----- SUPPLIED MATERIAL

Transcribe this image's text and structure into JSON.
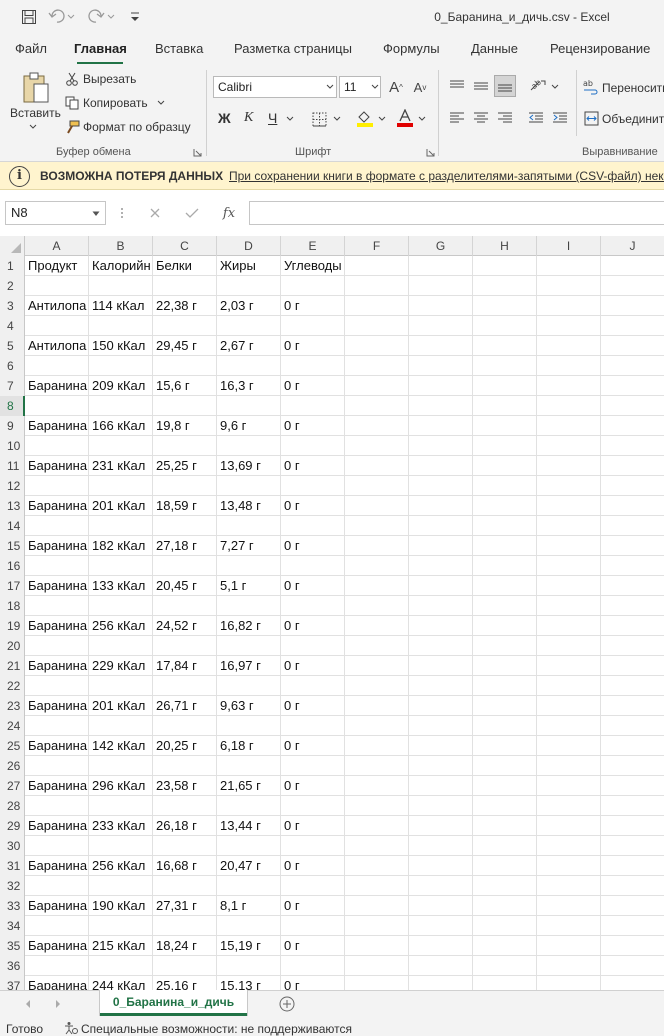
{
  "window": {
    "title": "0_Баранина_и_дичь.csv  -  Excel"
  },
  "menu": {
    "tabs": [
      "Файл",
      "Главная",
      "Вставка",
      "Разметка страницы",
      "Формулы",
      "Данные",
      "Рецензирование"
    ],
    "active_tab": "Главная"
  },
  "ribbon": {
    "clipboard": {
      "paste_label": "Вставить",
      "cut_label": "Вырезать",
      "copy_label": "Копировать",
      "format_painter_label": "Формат по образцу",
      "group_label": "Буфер обмена"
    },
    "font": {
      "font_name": "Calibri",
      "font_size": "11",
      "bold": "Ж",
      "italic": "К",
      "underline": "Ч",
      "group_label": "Шрифт"
    },
    "alignment": {
      "wrap_label": "Переносить",
      "merge_label": "Объединить",
      "group_label": "Выравнивание"
    }
  },
  "infobar": {
    "title": "ВОЗМОЖНА ПОТЕРЯ ДАННЫХ",
    "message": "При сохранении книги в формате с разделителями-запятыми (CSV-файл) неко"
  },
  "formula_bar": {
    "name_box": "N8",
    "fx": "fx",
    "value": ""
  },
  "columns": [
    "A",
    "B",
    "C",
    "D",
    "E",
    "F",
    "G",
    "H",
    "I",
    "J"
  ],
  "rows": [
    {
      "n": "1",
      "cells": [
        "Продукт",
        "Калорийн",
        "Белки",
        "Жиры",
        "Углеводы"
      ]
    },
    {
      "n": "2",
      "cells": []
    },
    {
      "n": "3",
      "cells": [
        "Антилопа",
        "114 кКал",
        "22,38 г",
        "2,03 г",
        "0 г"
      ]
    },
    {
      "n": "4",
      "cells": []
    },
    {
      "n": "5",
      "cells": [
        "Антилопа",
        "150 кКал",
        "29,45 г",
        "2,67 г",
        "0 г"
      ]
    },
    {
      "n": "6",
      "cells": []
    },
    {
      "n": "7",
      "cells": [
        "Баранина",
        "209 кКал",
        "15,6 г",
        "16,3 г",
        "0 г"
      ]
    },
    {
      "n": "8",
      "cells": []
    },
    {
      "n": "9",
      "cells": [
        "Баранина",
        "166 кКал",
        "19,8 г",
        "9,6 г",
        "0 г"
      ]
    },
    {
      "n": "10",
      "cells": []
    },
    {
      "n": "11",
      "cells": [
        "Баранина",
        "231 кКал",
        "25,25 г",
        "13,69 г",
        "0 г"
      ]
    },
    {
      "n": "12",
      "cells": []
    },
    {
      "n": "13",
      "cells": [
        "Баранина",
        "201 кКал",
        "18,59 г",
        "13,48 г",
        "0 г"
      ]
    },
    {
      "n": "14",
      "cells": []
    },
    {
      "n": "15",
      "cells": [
        "Баранина",
        "182 кКал",
        "27,18 г",
        "7,27 г",
        "0 г"
      ]
    },
    {
      "n": "16",
      "cells": []
    },
    {
      "n": "17",
      "cells": [
        "Баранина",
        "133 кКал",
        "20,45 г",
        "5,1 г",
        "0 г"
      ]
    },
    {
      "n": "18",
      "cells": []
    },
    {
      "n": "19",
      "cells": [
        "Баранина",
        "256 кКал",
        "24,52 г",
        "16,82 г",
        "0 г"
      ]
    },
    {
      "n": "20",
      "cells": []
    },
    {
      "n": "21",
      "cells": [
        "Баранина",
        "229 кКал",
        "17,84 г",
        "16,97 г",
        "0 г"
      ]
    },
    {
      "n": "22",
      "cells": []
    },
    {
      "n": "23",
      "cells": [
        "Баранина",
        "201 кКал",
        "26,71 г",
        "9,63 г",
        "0 г"
      ]
    },
    {
      "n": "24",
      "cells": []
    },
    {
      "n": "25",
      "cells": [
        "Баранина",
        "142 кКал",
        "20,25 г",
        "6,18 г",
        "0 г"
      ]
    },
    {
      "n": "26",
      "cells": []
    },
    {
      "n": "27",
      "cells": [
        "Баранина",
        "296 кКал",
        "23,58 г",
        "21,65 г",
        "0 г"
      ]
    },
    {
      "n": "28",
      "cells": []
    },
    {
      "n": "29",
      "cells": [
        "Баранина",
        "233 кКал",
        "26,18 г",
        "13,44 г",
        "0 г"
      ]
    },
    {
      "n": "30",
      "cells": []
    },
    {
      "n": "31",
      "cells": [
        "Баранина",
        "256 кКал",
        "16,68 г",
        "20,47 г",
        "0 г"
      ]
    },
    {
      "n": "32",
      "cells": []
    },
    {
      "n": "33",
      "cells": [
        "Баранина",
        "190 кКал",
        "27,31 г",
        "8,1 г",
        "0 г"
      ]
    },
    {
      "n": "34",
      "cells": []
    },
    {
      "n": "35",
      "cells": [
        "Баранина",
        "215 кКал",
        "18,24 г",
        "15,19 г",
        "0 г"
      ]
    },
    {
      "n": "36",
      "cells": []
    },
    {
      "n": "37",
      "cells": [
        "Баранина",
        "244 кКал",
        "25,16 г",
        "15,13 г",
        "0 г"
      ]
    }
  ],
  "active_row": "8",
  "sheet_tab": "0_Баранина_и_дичь",
  "status": {
    "ready": "Готово",
    "accessibility": "Специальные возможности: не поддерживаются"
  },
  "colors": {
    "accent": "#217346",
    "infobar": "#fff4ce"
  }
}
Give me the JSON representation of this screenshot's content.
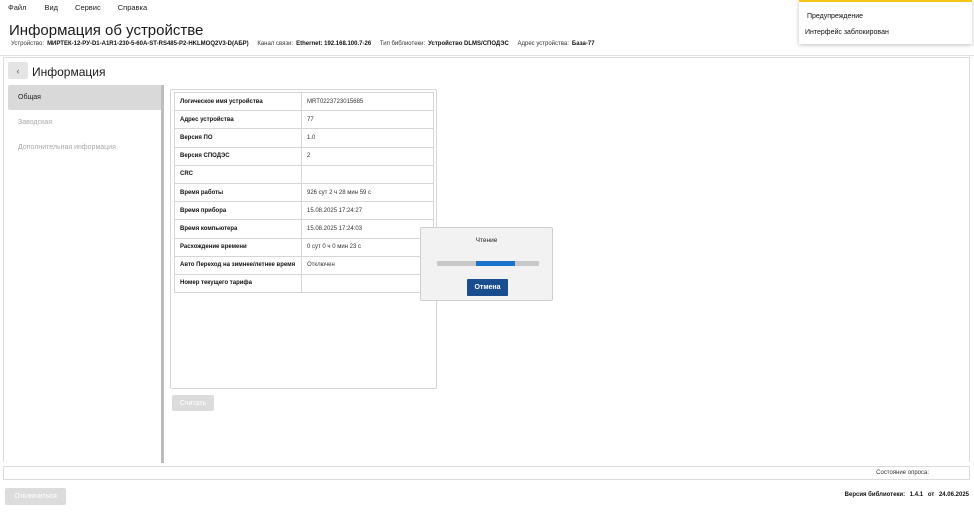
{
  "menu": [
    "Файл",
    "Вид",
    "Сервис",
    "Справка"
  ],
  "header": {
    "title": "Информация об устройстве",
    "device_label": "Устройство:",
    "device_value": "МИРТЕК-12-РУ-D1-A1R1-230-5-60А-ST-RS485-P2-HKLMOQ2V3-D(АБР)",
    "channel_label": "Канал связи:",
    "channel_value": "Ethernet: 192.168.100.7-26",
    "lib_type_label": "Тип библиотеки:",
    "lib_type_value": "Устройство DLMS/СПОДЭС",
    "address_label": "Адрес устройства:",
    "address_value": "База-77"
  },
  "notification": {
    "title": "Предупреждение",
    "text": "Интерфейс заблокирован",
    "accent_color": "#f5c518"
  },
  "panel": {
    "back_icon": "chevron-left-icon",
    "title": "Информация",
    "sidebar": [
      {
        "label": "Общая",
        "active": true
      },
      {
        "label": "Заводская",
        "active": false
      },
      {
        "label": "Дополнительная информация",
        "active": false
      }
    ],
    "table": [
      {
        "key": "Логическое имя устройства",
        "value": "MRT0223723015685"
      },
      {
        "key": "Адрес устройства",
        "value": "77"
      },
      {
        "key": "Версия ПО",
        "value": "1.0"
      },
      {
        "key": "Версия СПОДЭС",
        "value": "2"
      },
      {
        "key": "CRC",
        "value": ""
      },
      {
        "key": "Время работы",
        "value": "926 сут 2 ч 28 мин 59 с"
      },
      {
        "key": "Время прибора",
        "value": "15.08.2025 17:24:27"
      },
      {
        "key": "Время компьютера",
        "value": "15.08.2025 17:24:03"
      },
      {
        "key": "Расхождение времени",
        "value": "0 сут 0 ч 0 мин 23 с"
      },
      {
        "key": "Авто Переход на зимнее/летнее время",
        "value": "Отключен"
      },
      {
        "key": "Номер текущего тарифа",
        "value": ""
      }
    ],
    "read_button": "Считать"
  },
  "dialog": {
    "title": "Чтение",
    "progress_percent": 62,
    "progress_color": "#1b74c9",
    "cancel_button": "Отмена"
  },
  "status": {
    "label": "Состояние опроса:"
  },
  "footer": {
    "disconnect_button": "Отключиться",
    "version_label": "Версия библиотеки:",
    "version_value": "1.4.1",
    "from_label": "от",
    "date_value": "24.06.2025"
  }
}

----------

EXERCISE AIM: Write out the data precisely as given, excluding the pictures.

OUTPUT:
Transcribe this image's text and structure into JSON.
{
  "window": {
    "title": "0_Баранина_и_дичь.csv  -  Excel"
  },
  "menu": {
    "tabs": [
      "Файл",
      "Главная",
      "Вставка",
      "Разметка страницы",
      "Формулы",
      "Данные",
      "Рецензирование"
    ],
    "active_tab": "Главная"
  },
  "ribbon": {
    "clipboard": {
      "paste_label": "Вставить",
      "cut_label": "Вырезать",
      "copy_label": "Копировать",
      "format_painter_label": "Формат по образцу",
      "group_label": "Буфер обмена"
    },
    "font": {
      "font_name": "Calibri",
      "font_size": "11",
      "bold": "Ж",
      "italic": "К",
      "underline": "Ч",
      "group_label": "Шрифт"
    },
    "alignment": {
      "wrap_label": "Переносить",
      "merge_label": "Объединить",
      "group_label": "Выравнивание"
    }
  },
  "infobar": {
    "title": "ВОЗМОЖНА ПОТЕРЯ ДАННЫХ",
    "message": "При сохранении книги в формате с разделителями-запятыми (CSV-файл) неко"
  },
  "formula_bar": {
    "name_box": "N8",
    "fx": "fx",
    "value": ""
  },
  "columns": [
    "A",
    "B",
    "C",
    "D",
    "E",
    "F",
    "G",
    "H",
    "I",
    "J"
  ],
  "rows": [
    {
      "n": "1",
      "cells": [
        "Продукт",
        "Калорийн",
        "Белки",
        "Жиры",
        "Углеводы"
      ]
    },
    {
      "n": "2",
      "cells": []
    },
    {
      "n": "3",
      "cells": [
        "Антилопа",
        "114 кКал",
        "22,38 г",
        "2,03 г",
        "0 г"
      ]
    },
    {
      "n": "4",
      "cells": []
    },
    {
      "n": "5",
      "cells": [
        "Антилопа",
        "150 кКал",
        "29,45 г",
        "2,67 г",
        "0 г"
      ]
    },
    {
      "n": "6",
      "cells": []
    },
    {
      "n": "7",
      "cells": [
        "Баранина",
        "209 кКал",
        "15,6 г",
        "16,3 г",
        "0 г"
      ]
    },
    {
      "n": "8",
      "cells": []
    },
    {
      "n": "9",
      "cells": [
        "Баранина",
        "166 кКал",
        "19,8 г",
        "9,6 г",
        "0 г"
      ]
    },
    {
      "n": "10",
      "cells": []
    },
    {
      "n": "11",
      "cells": [
        "Баранина",
        "231 кКал",
        "25,25 г",
        "13,69 г",
        "0 г"
      ]
    },
    {
      "n": "12",
      "cells": []
    },
    {
      "n": "13",
      "cells": [
        "Баранина",
        "201 кКал",
        "18,59 г",
        "13,48 г",
        "0 г"
      ]
    },
    {
      "n": "14",
      "cells": []
    },
    {
      "n": "15",
      "cells": [
        "Баранина",
        "182 кКал",
        "27,18 г",
        "7,27 г",
        "0 г"
      ]
    },
    {
      "n": "16",
      "cells": []
    },
    {
      "n": "17",
      "cells": [
        "Баранина",
        "133 кКал",
        "20,45 г",
        "5,1 г",
        "0 г"
      ]
    },
    {
      "n": "18",
      "cells": []
    },
    {
      "n": "19",
      "cells": [
        "Баранина",
        "256 кКал",
        "24,52 г",
        "16,82 г",
        "0 г"
      ]
    },
    {
      "n": "20",
      "cells": []
    },
    {
      "n": "21",
      "cells": [
        "Баранина",
        "229 кКал",
        "17,84 г",
        "16,97 г",
        "0 г"
      ]
    },
    {
      "n": "22",
      "cells": []
    },
    {
      "n": "23",
      "cells": [
        "Баранина",
        "201 кКал",
        "26,71 г",
        "9,63 г",
        "0 г"
      ]
    },
    {
      "n": "24",
      "cells": []
    },
    {
      "n": "25",
      "cells": [
        "Баранина",
        "142 кКал",
        "20,25 г",
        "6,18 г",
        "0 г"
      ]
    },
    {
      "n": "26",
      "cells": []
    },
    {
      "n": "27",
      "cells": [
        "Баранина",
        "296 кКал",
        "23,58 г",
        "21,65 г",
        "0 г"
      ]
    },
    {
      "n": "28",
      "cells": []
    },
    {
      "n": "29",
      "cells": [
        "Баранина",
        "233 кКал",
        "26,18 г",
        "13,44 г",
        "0 г"
      ]
    },
    {
      "n": "30",
      "cells": []
    },
    {
      "n": "31",
      "cells": [
        "Баранина",
        "256 кКал",
        "16,68 г",
        "20,47 г",
        "0 г"
      ]
    },
    {
      "n": "32",
      "cells": []
    },
    {
      "n": "33",
      "cells": [
        "Баранина",
        "190 кКал",
        "27,31 г",
        "8,1 г",
        "0 г"
      ]
    },
    {
      "n": "34",
      "cells": []
    },
    {
      "n": "35",
      "cells": [
        "Баранина",
        "215 кКал",
        "18,24 г",
        "15,19 г",
        "0 г"
      ]
    },
    {
      "n": "36",
      "cells": []
    },
    {
      "n": "37",
      "cells": [
        "Баранина",
        "244 кКал",
        "25,16 г",
        "15,13 г",
        "0 г"
      ]
    }
  ],
  "active_row": "8",
  "sheet_tab": "0_Баранина_и_дичь",
  "status": {
    "ready": "Готово",
    "accessibility": "Специальные возможности: не поддерживаются"
  },
  "colors": {
    "accent": "#217346",
    "infobar": "#fff4ce"
  }
}
Give me the JSON representation of this screenshot's content.
{
  "menu": [
    "Файл",
    "Вид",
    "Сервис",
    "Справка"
  ],
  "header": {
    "title": "Информация об устройстве",
    "device_label": "Устройство:",
    "device_value": "МИРТЕК-12-РУ-D1-A1R1-230-5-60А-ST-RS485-P2-HKLMOQ2V3-D(АБР)",
    "channel_label": "Канал связи:",
    "channel_value": "Ethernet: 192.168.100.7-26",
    "lib_type_label": "Тип библиотеки:",
    "lib_type_value": "Устройство DLMS/СПОДЭС",
    "address_label": "Адрес устройства:",
    "address_value": "База-77"
  },
  "notification": {
    "title": "Предупреждение",
    "text": "Интерфейс заблокирован",
    "accent_color": "#f5c518"
  },
  "panel": {
    "back_icon": "chevron-left-icon",
    "title": "Информация",
    "sidebar": [
      {
        "label": "Общая",
        "active": true
      },
      {
        "label": "Заводская",
        "active": false
      },
      {
        "label": "Дополнительная информация",
        "active": false
      }
    ],
    "table": [
      {
        "key": "Логическое имя устройства",
        "value": "MRT0223723015685"
      },
      {
        "key": "Адрес устройства",
        "value": "77"
      },
      {
        "key": "Версия ПО",
        "value": "1.0"
      },
      {
        "key": "Версия СПОДЭС",
        "value": "2"
      },
      {
        "key": "CRC",
        "value": ""
      },
      {
        "key": "Время работы",
        "value": "926 сут 2 ч 28 мин 59 с"
      },
      {
        "key": "Время прибора",
        "value": "15.08.2025 17:24:27"
      },
      {
        "key": "Время компьютера",
        "value": "15.08.2025 17:24:03"
      },
      {
        "key": "Расхождение времени",
        "value": "0 сут 0 ч 0 мин 23 с"
      },
      {
        "key": "Авто Переход на зимнее/летнее время",
        "value": "Отключен"
      },
      {
        "key": "Номер текущего тарифа",
        "value": ""
      }
    ],
    "read_button": "Считать"
  },
  "dialog": {
    "title": "Чтение",
    "progress_percent": 62,
    "progress_color": "#1b74c9",
    "cancel_button": "Отмена"
  },
  "status": {
    "label": "Состояние опроса:"
  },
  "footer": {
    "disconnect_button": "Отключиться",
    "version_label": "Версия библиотеки:",
    "version_value": "1.4.1",
    "from_label": "от",
    "date_value": "24.06.2025"
  }
}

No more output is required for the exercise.